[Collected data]
● ● ●
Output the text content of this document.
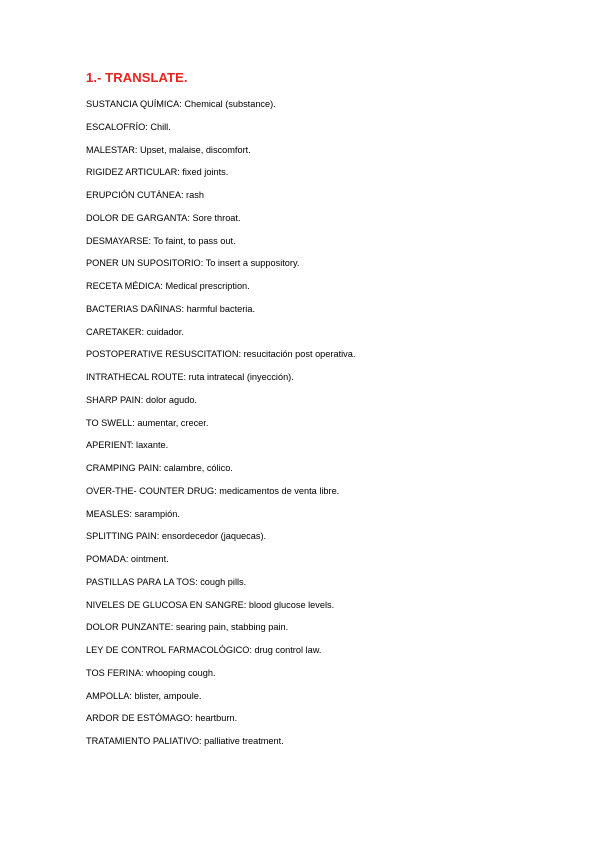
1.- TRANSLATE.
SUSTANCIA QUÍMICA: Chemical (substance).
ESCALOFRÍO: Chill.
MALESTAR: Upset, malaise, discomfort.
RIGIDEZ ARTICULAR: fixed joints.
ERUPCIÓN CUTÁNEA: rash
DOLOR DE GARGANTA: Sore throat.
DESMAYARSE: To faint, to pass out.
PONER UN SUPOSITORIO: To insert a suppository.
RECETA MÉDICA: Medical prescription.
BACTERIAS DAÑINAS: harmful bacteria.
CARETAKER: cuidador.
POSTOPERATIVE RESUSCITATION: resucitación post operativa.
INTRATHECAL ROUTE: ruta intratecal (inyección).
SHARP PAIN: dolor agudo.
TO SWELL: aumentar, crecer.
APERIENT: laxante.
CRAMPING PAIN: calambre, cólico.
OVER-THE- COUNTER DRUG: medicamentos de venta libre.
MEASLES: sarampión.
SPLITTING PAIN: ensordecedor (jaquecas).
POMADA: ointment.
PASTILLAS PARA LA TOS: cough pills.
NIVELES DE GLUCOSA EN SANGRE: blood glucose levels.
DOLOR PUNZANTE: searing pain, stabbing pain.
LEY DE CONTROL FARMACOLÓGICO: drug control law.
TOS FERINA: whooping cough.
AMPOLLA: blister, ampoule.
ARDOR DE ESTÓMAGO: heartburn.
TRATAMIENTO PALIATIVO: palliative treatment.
● ● ●
Copy out every line of the data exactly, leaving the images behind.

Output the text content of this document.
1.- TRANSLATE.
SUSTANCIA QUÍMICA: Chemical (substance).
ESCALOFRÍO: Chill.
MALESTAR: Upset, malaise, discomfort.
RIGIDEZ ARTICULAR: fixed joints.
ERUPCIÓN CUTÁNEA: rash
DOLOR DE GARGANTA: Sore throat.
DESMAYARSE: To faint, to pass out.
PONER UN SUPOSITORIO: To insert a suppository.
RECETA MÉDICA: Medical prescription.
BACTERIAS DAÑINAS: harmful bacteria.
CARETAKER: cuidador.
POSTOPERATIVE RESUSCITATION: resucitación post operativa.
INTRATHECAL ROUTE: ruta intratecal (inyección).
SHARP PAIN: dolor agudo.
TO SWELL: aumentar, crecer.
APERIENT: laxante.
CRAMPING PAIN: calambre, cólico.
OVER-THE- COUNTER DRUG: medicamentos de venta libre.
MEASLES: sarampión.
SPLITTING PAIN: ensordecedor (jaquecas).
POMADA: ointment.
PASTILLAS PARA LA TOS: cough pills.
NIVELES DE GLUCOSA EN SANGRE: blood glucose levels.
DOLOR PUNZANTE: searing pain, stabbing pain.
LEY DE CONTROL FARMACOLÓGICO: drug control law.
TOS FERINA: whooping cough.
AMPOLLA: blister, ampoule.
ARDOR DE ESTÓMAGO: heartburn.
TRATAMIENTO PALIATIVO: palliative treatment.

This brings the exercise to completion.